§ Problem requirements: Single out the lines of the material that contain "甲方承诺" and copy them.

— start Material for this task —

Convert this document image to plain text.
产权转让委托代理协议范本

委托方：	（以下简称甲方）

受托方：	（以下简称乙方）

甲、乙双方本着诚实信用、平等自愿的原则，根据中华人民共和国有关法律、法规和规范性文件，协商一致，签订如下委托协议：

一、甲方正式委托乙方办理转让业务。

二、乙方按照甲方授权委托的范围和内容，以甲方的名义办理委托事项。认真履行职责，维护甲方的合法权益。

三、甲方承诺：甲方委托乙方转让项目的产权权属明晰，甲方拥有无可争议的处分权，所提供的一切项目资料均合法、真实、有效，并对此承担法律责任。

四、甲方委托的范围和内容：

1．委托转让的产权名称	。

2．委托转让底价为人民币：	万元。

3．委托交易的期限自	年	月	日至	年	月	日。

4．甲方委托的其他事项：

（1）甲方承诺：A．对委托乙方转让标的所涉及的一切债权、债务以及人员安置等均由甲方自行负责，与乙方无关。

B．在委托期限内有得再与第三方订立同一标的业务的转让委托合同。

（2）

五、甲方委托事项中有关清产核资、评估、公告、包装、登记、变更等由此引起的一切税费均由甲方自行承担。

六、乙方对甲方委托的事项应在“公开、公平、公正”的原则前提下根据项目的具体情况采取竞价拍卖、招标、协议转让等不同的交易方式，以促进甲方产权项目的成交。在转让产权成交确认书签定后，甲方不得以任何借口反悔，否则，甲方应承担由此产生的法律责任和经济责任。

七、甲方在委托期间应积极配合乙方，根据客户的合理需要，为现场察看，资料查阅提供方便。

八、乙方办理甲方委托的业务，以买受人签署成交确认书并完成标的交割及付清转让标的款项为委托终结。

— end Material for this task —

§ Right answer:
三、甲方承诺：甲方委托乙方转让项目的产权权属明晰，甲方拥有无可争议的处分权，所提供的一切项目资料均合法、真实、有效，并对此承担法律责任。
（1）甲方承诺：A．对委托乙方转让标的所涉及的一切债权、债务以及人员安置等均由甲方自行负责，与乙方无关。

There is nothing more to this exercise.